§ **Saved entries**
☆ ☆ ☆ ☆ ☆

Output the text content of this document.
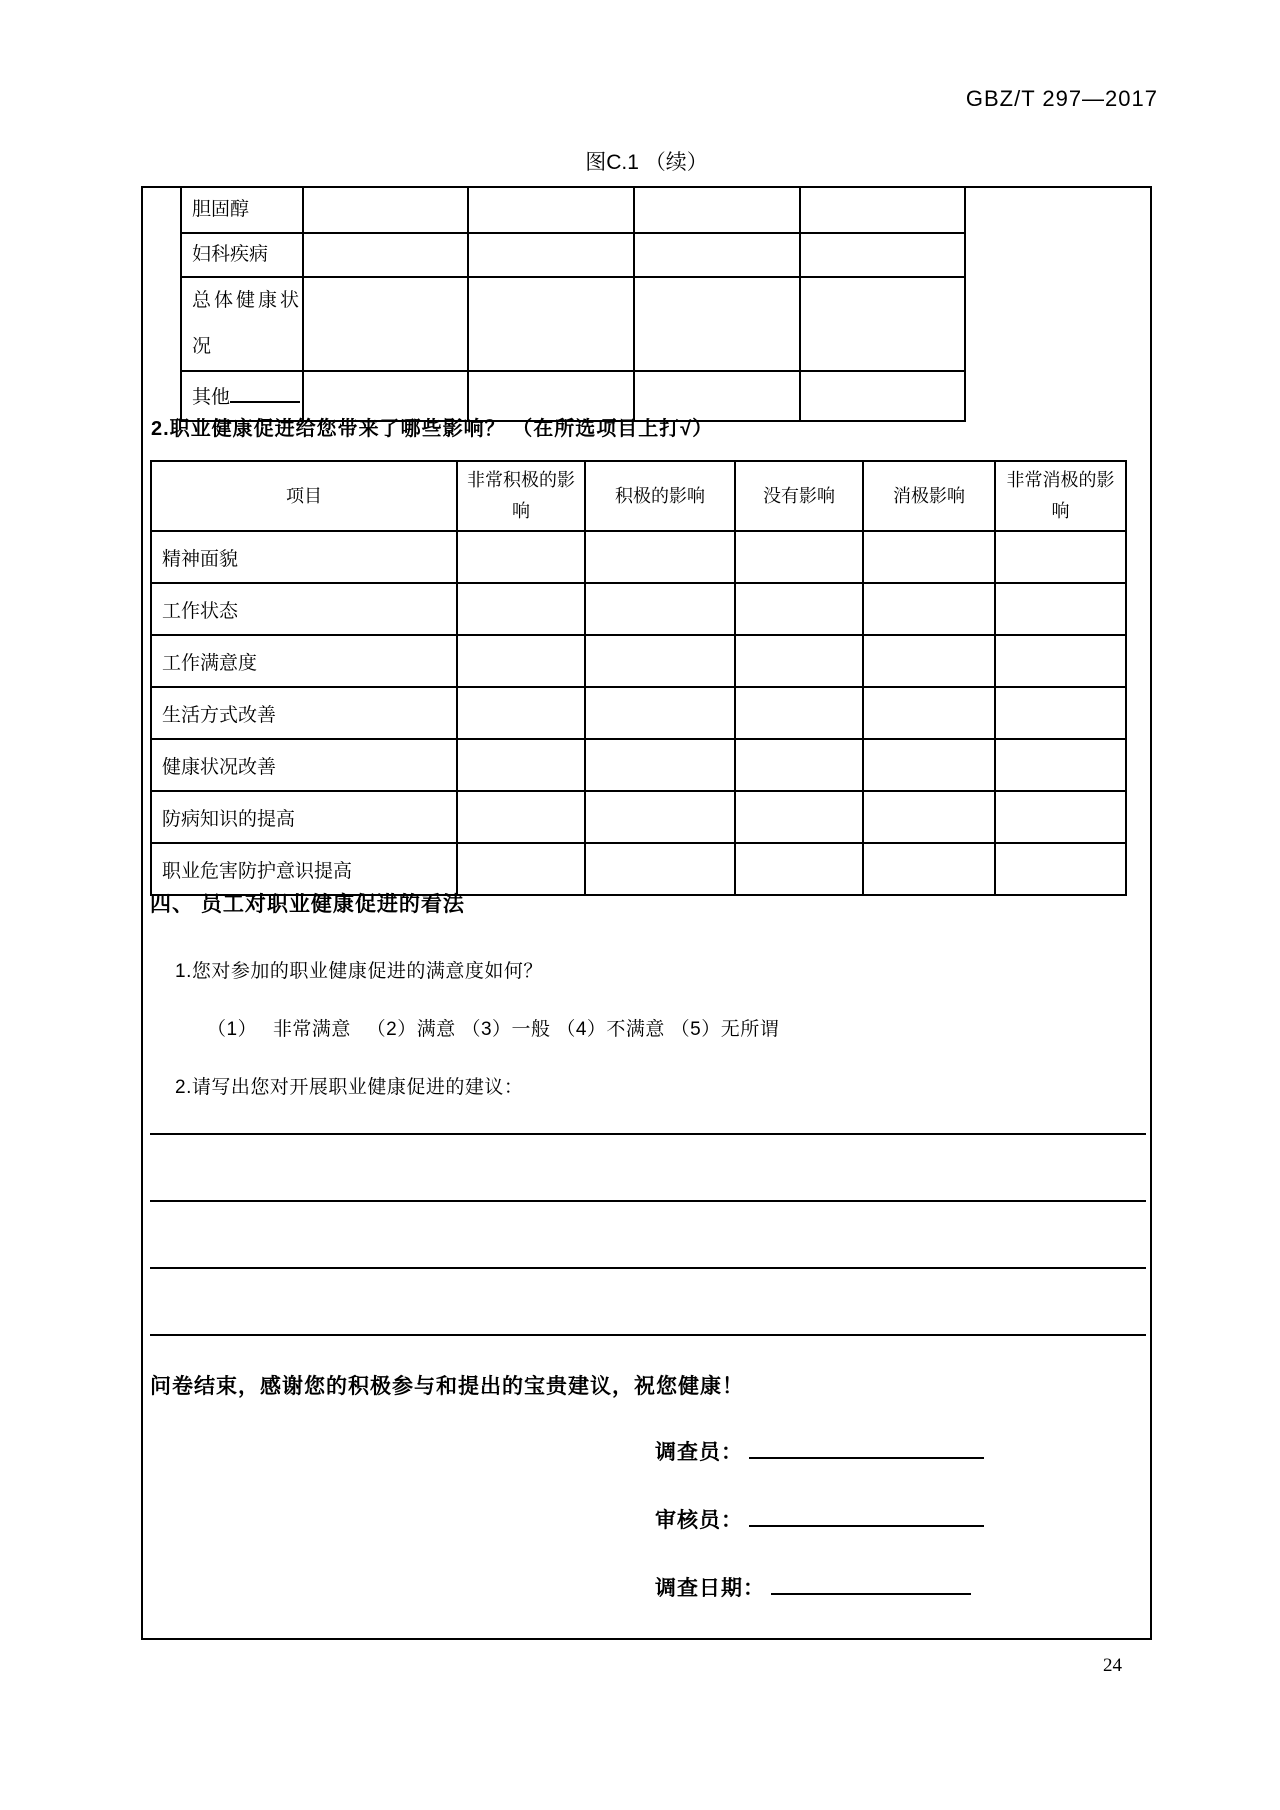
GBZ/T 297—2017
图C.1 （续）
胆固醇				
妇科疾病				
总体健康状况				
其他				
2.职业健康促进给您带来了哪些影响？ （在所选项目上打√）
项目	非常积极的影响	积极的影响	没有影响	消极影响	非常消极的影响
精神面貌					
工作状态					
工作满意度					
生活方式改善					
健康状况改善					
防病知识的提高					
职业危害防护意识提高					
四、 员工对职业健康促进的看法
1.您对参加的职业健康促进的满意度如何？
（1）　 非常满意 　（2）满意 （3）一般 （4）不满意 （5）无所谓
2.请写出您对开展职业健康促进的建议：
问卷结束，感谢您的积极参与和提出的宝贵建议，祝您健康！
调查员：
审核员：
调查日期：
24
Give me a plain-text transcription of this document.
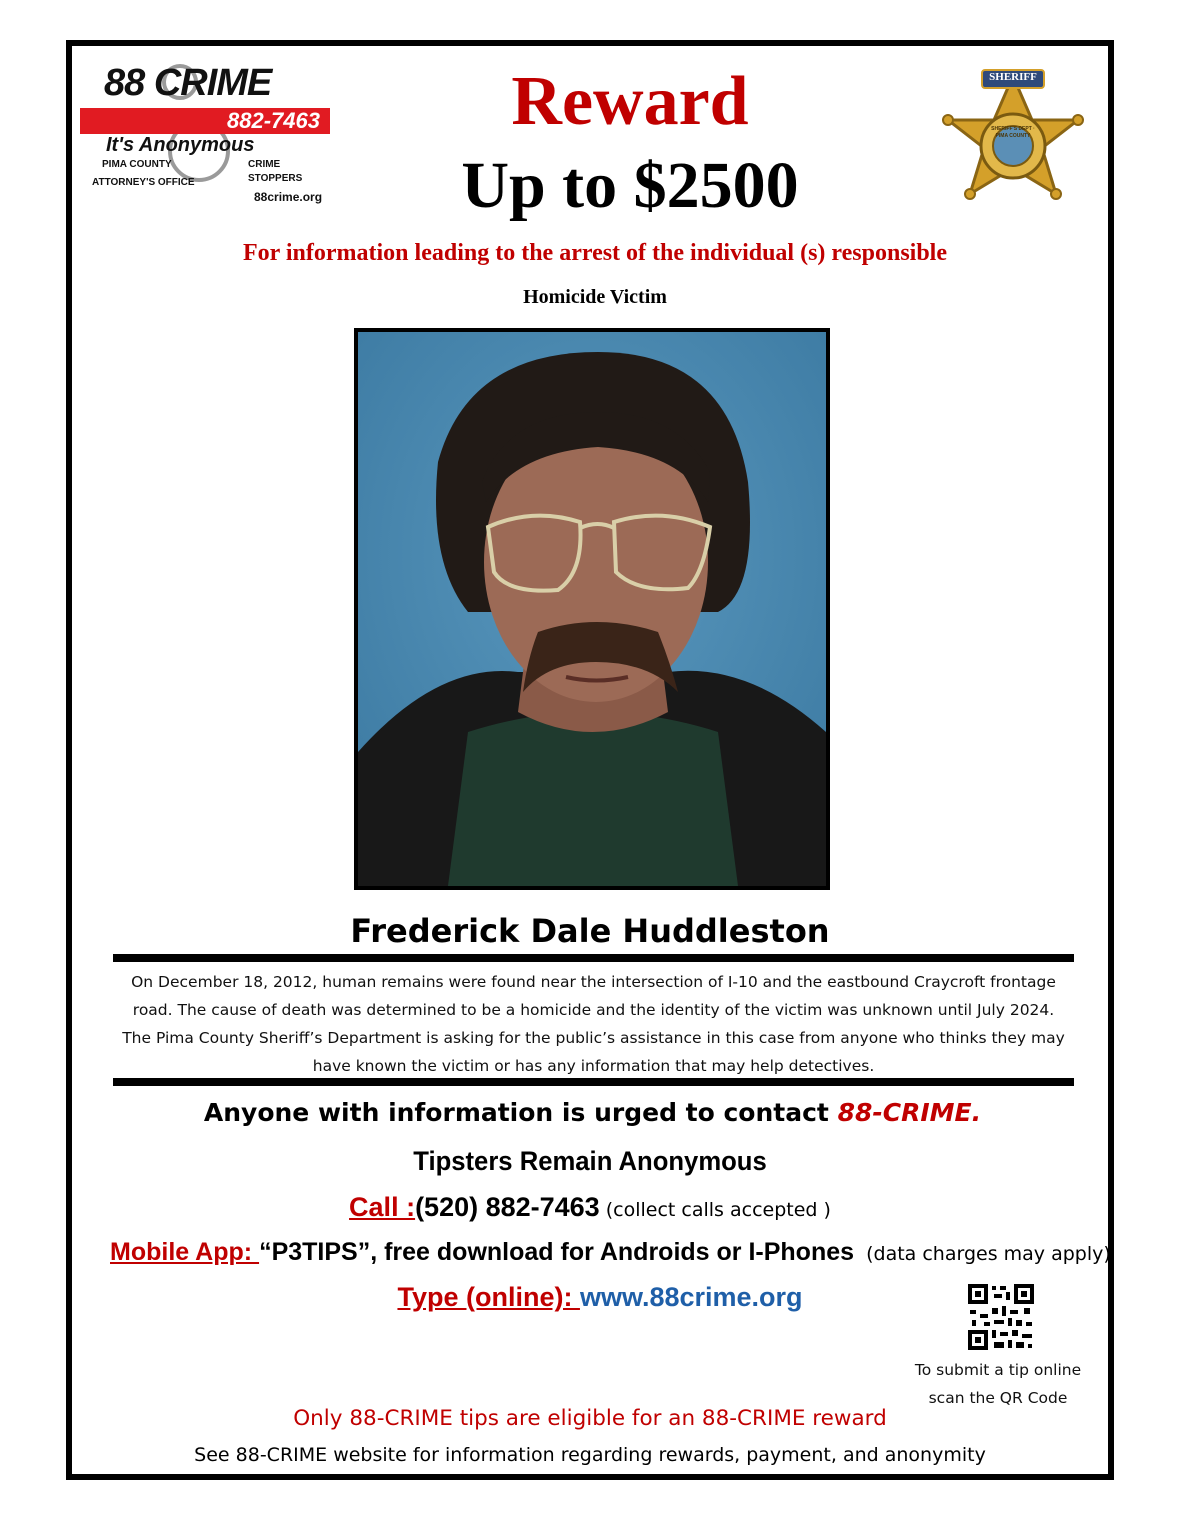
88 CRIME
882-7463
It's Anonymous
PIMA COUNTY
ATTORNEY'S OFFICE
CRIME STOPPERS
88crime.org
Reward
Up to $2500
SHERIFF
SHERIFF'S DEPT · PIMA COUNTY
For information leading to the arrest of the individual (s) responsible
Homicide Victim
Frederick Dale Huddleston
On December 18, 2012, human remains were found near the intersection of I-10 and the eastbound Craycroft frontage
road. The cause of death was determined to be a homicide and the identity of the victim was unknown until July 2024.
The Pima County Sheriff’s Department is asking for the public’s assistance in this case from anyone who thinks they may
have known the victim or has any information that may help detectives.
Anyone with information is urged to contact 88-CRIME.
Tipsters Remain Anonymous
Call :(520) 882-7463 (collect calls accepted )
Mobile App: “P3TIPS”, free download for Androids or I-Phones  (data charges may apply)
Type (online): www.88crime.org
To submit a tip online
scan the QR Code
Only 88-CRIME tips are eligible for an 88-CRIME reward
See 88-CRIME website for information regarding rewards, payment, and anonymity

☆ ☆ ☆ ☆ ☆

§ **Description of the task**
Make a copy of each line that contains the string "information".

§ **The result**
For information leading to the arrest of the individual (s) responsible
have known the victim or has any information that may help detectives.
Anyone with information is urged to contact 88-CRIME.
See 88-CRIME website for information regarding rewards, payment, and anonymity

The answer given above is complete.